━━ Listed entries
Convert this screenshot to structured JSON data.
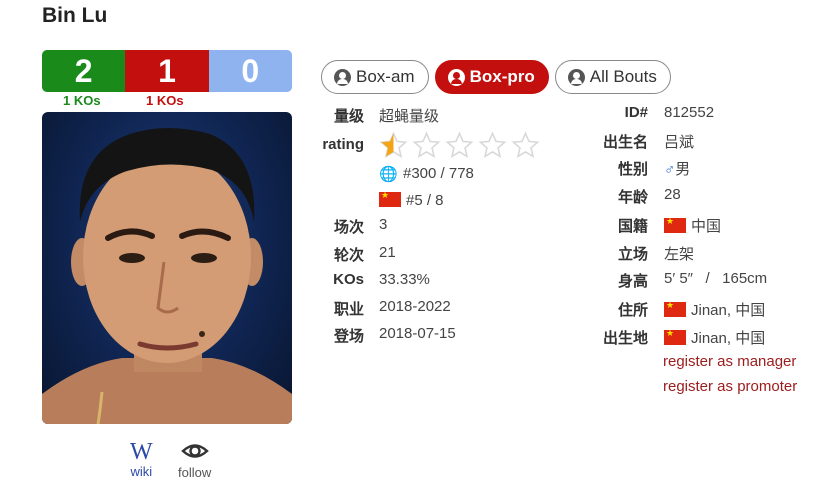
{
  "boxer": {
    "name": "Bin Lu"
  },
  "record": {
    "wins": "2",
    "losses": "1",
    "draws": "0",
    "wins_kos": "1 KOs",
    "losses_kos": "1 KOs",
    "colors": {
      "win": "#1a8a1a",
      "loss": "#c40f0f",
      "draw": "#8fb3ef"
    }
  },
  "links": {
    "wiki": "wiki",
    "follow": "follow"
  },
  "tabs": [
    {
      "label": "Box-am",
      "active": false
    },
    {
      "label": "Box-pro",
      "active": true
    },
    {
      "label": "All Bouts",
      "active": false
    }
  ],
  "left_table": {
    "division_label": "量级",
    "division": "超蝇量级",
    "rating_label": "rating",
    "rating_stars": 0.5,
    "rating_max": 5,
    "world_rank": "#300 / 778",
    "country_rank": "#5 / 8",
    "bouts_label": "场次",
    "bouts": "3",
    "rounds_label": "轮次",
    "rounds": "21",
    "kos_label": "KOs",
    "kos": "33.33%",
    "career_label": "职业",
    "career": "2018-2022",
    "debut_label": "登场",
    "debut": "2018-07-15"
  },
  "right_table": {
    "id_label": "ID#",
    "id": "812552",
    "birthname_label": "出生名",
    "birthname": "吕斌",
    "sex_label": "性别",
    "sex": "男",
    "age_label": "年龄",
    "age": "28",
    "nationality_label": "国籍",
    "nationality": "中国",
    "stance_label": "立场",
    "stance": "左架",
    "height_label": "身高",
    "height": "5′ 5″   /   165cm",
    "residence_label": "住所",
    "residence": "Jinan, 中国",
    "birthplace_label": "出生地",
    "birthplace": "Jinan, 中国"
  },
  "actions": {
    "register_manager": "register as manager",
    "register_promoter": "register as promoter"
  },
  "icons": {
    "user": "user-circle-icon",
    "globe": "globe-icon",
    "flag": "china-flag-icon",
    "sex": "male-symbol-icon",
    "eye": "eye-icon",
    "star": "star-icon"
  },
  "accent": "#c40f0f"
}
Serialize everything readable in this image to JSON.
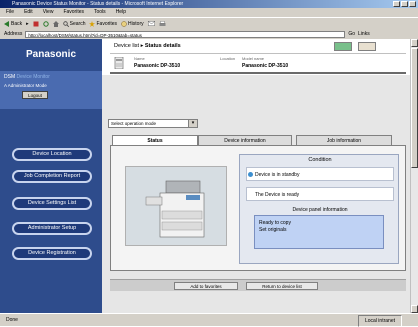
{
  "window": {
    "title": "Panasonic Device Status Monitor - Status details - Microsoft Internet Explorer"
  },
  "menubar": {
    "items": [
      "File",
      "Edit",
      "View",
      "Favorites",
      "Tools",
      "Help"
    ]
  },
  "toolbar": {
    "back": "Back",
    "forward": "▸",
    "search": "Search",
    "favorites": "Favorites",
    "history": "History"
  },
  "addressbar": {
    "label": "Address",
    "url": "http://localhost/DSM/status.html?id=DP-3510&tab=status",
    "go": "Go",
    "links": "Links"
  },
  "statusbar": {
    "left": "Done",
    "zone": "Local intranet"
  },
  "sidebar": {
    "logo": "Panasonic",
    "sub_title_1": "DSM",
    "sub_title_2": "Device Monitor",
    "sub_text": "A Administrator Mode",
    "logout": "Logout",
    "nav": [
      {
        "label": "Device Location"
      },
      {
        "label": "Job Completion Report"
      },
      {
        "label": "Device Settings List"
      },
      {
        "label": "Administrator Setup"
      },
      {
        "label": "Device Registration"
      }
    ]
  },
  "header": {
    "crumb_prefix": "Device list ▸",
    "crumb_title": "Status details",
    "name_label": "Name",
    "name_value": "Panasonic DP-3510",
    "location_label": "Location",
    "model_label": "Model name",
    "model_value": "Panasonic DP-3510"
  },
  "select": {
    "value": "Select operation mode"
  },
  "tabs": [
    {
      "label": "Status"
    },
    {
      "label": "Device information"
    },
    {
      "label": "Job information"
    }
  ],
  "condition": {
    "title": "Condition",
    "row1": "Device is in standby",
    "row2": "The Device is ready",
    "panel_title": "Device panel information",
    "panel_line1": "Ready to copy",
    "panel_line2": "Set originals"
  },
  "bottom": {
    "btn1": "Add to favorites",
    "btn2": "Return to device list"
  },
  "colors": {
    "sidebar": "#2e4c8c",
    "nav_button": "#1f3a7a",
    "panel_info": "#bfd2f4"
  }
}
━━━━
Quote the data above in full and without alteration; skip the pictures.

Convert this screenshot to structured JSON data.
{
  "boxer": {
    "name": "Bin Lu"
  },
  "record": {
    "wins": "2",
    "losses": "1",
    "draws": "0",
    "wins_kos": "1 KOs",
    "losses_kos": "1 KOs",
    "colors": {
      "win": "#1a8a1a",
      "loss": "#c40f0f",
      "draw": "#8fb3ef"
    }
  },
  "links": {
    "wiki": "wiki",
    "follow": "follow"
  },
  "tabs": [
    {
      "label": "Box-am",
      "active": false
    },
    {
      "label": "Box-pro",
      "active": true
    },
    {
      "label": "All Bouts",
      "active": false
    }
  ],
  "left_table": {
    "division_label": "量级",
    "division": "超蝇量级",
    "rating_label": "rating",
    "rating_stars": 0.5,
    "rating_max": 5,
    "world_rank": "#300 / 778",
    "country_rank": "#5 / 8",
    "bouts_label": "场次",
    "bouts": "3",
    "rounds_label": "轮次",
    "rounds": "21",
    "kos_label": "KOs",
    "kos": "33.33%",
    "career_label": "职业",
    "career": "2018-2022",
    "debut_label": "登场",
    "debut": "2018-07-15"
  },
  "right_table": {
    "id_label": "ID#",
    "id": "812552",
    "birthname_label": "出生名",
    "birthname": "吕斌",
    "sex_label": "性别",
    "sex": "男",
    "age_label": "年龄",
    "age": "28",
    "nationality_label": "国籍",
    "nationality": "中国",
    "stance_label": "立场",
    "stance": "左架",
    "height_label": "身高",
    "height": "5′ 5″   /   165cm",
    "residence_label": "住所",
    "residence": "Jinan, 中国",
    "birthplace_label": "出生地",
    "birthplace": "Jinan, 中国"
  },
  "actions": {
    "register_manager": "register as manager",
    "register_promoter": "register as promoter"
  },
  "icons": {
    "user": "user-circle-icon",
    "globe": "globe-icon",
    "flag": "china-flag-icon",
    "sex": "male-symbol-icon",
    "eye": "eye-icon",
    "star": "star-icon"
  },
  "accent": "#c40f0f"
}
Serialize everything readable in this image to JSON.
{
  "window": {
    "title": "Panasonic Device Status Monitor - Status details - Microsoft Internet Explorer"
  },
  "menubar": {
    "items": [
      "File",
      "Edit",
      "View",
      "Favorites",
      "Tools",
      "Help"
    ]
  },
  "toolbar": {
    "back": "Back",
    "forward": "▸",
    "search": "Search",
    "favorites": "Favorites",
    "history": "History"
  },
  "addressbar": {
    "label": "Address",
    "url": "http://localhost/DSM/status.html?id=DP-3510&tab=status",
    "go": "Go",
    "links": "Links"
  },
  "statusbar": {
    "left": "Done",
    "zone": "Local intranet"
  },
  "sidebar": {
    "logo": "Panasonic",
    "sub_title_1": "DSM",
    "sub_title_2": "Device Monitor",
    "sub_text": "A Administrator Mode",
    "logout": "Logout",
    "nav": [
      {
        "label": "Device Location"
      },
      {
        "label": "Job Completion Report"
      },
      {
        "label": "Device Settings List"
      },
      {
        "label": "Administrator Setup"
      },
      {
        "label": "Device Registration"
      }
    ]
  },
  "header": {
    "crumb_prefix": "Device list ▸",
    "crumb_title": "Status details",
    "name_label": "Name",
    "name_value": "Panasonic DP-3510",
    "location_label": "Location",
    "model_label": "Model name",
    "model_value": "Panasonic DP-3510"
  },
  "select": {
    "value": "Select operation mode"
  },
  "tabs": [
    {
      "label": "Status"
    },
    {
      "label": "Device information"
    },
    {
      "label": "Job information"
    }
  ],
  "condition": {
    "title": "Condition",
    "row1": "Device is in standby",
    "row2": "The Device is ready",
    "panel_title": "Device panel information",
    "panel_line1": "Ready to copy",
    "panel_line2": "Set originals"
  },
  "bottom": {
    "btn1": "Add to favorites",
    "btn2": "Return to device list"
  },
  "colors": {
    "sidebar": "#2e4c8c",
    "nav_button": "#1f3a7a",
    "panel_info": "#bfd2f4"
  }
}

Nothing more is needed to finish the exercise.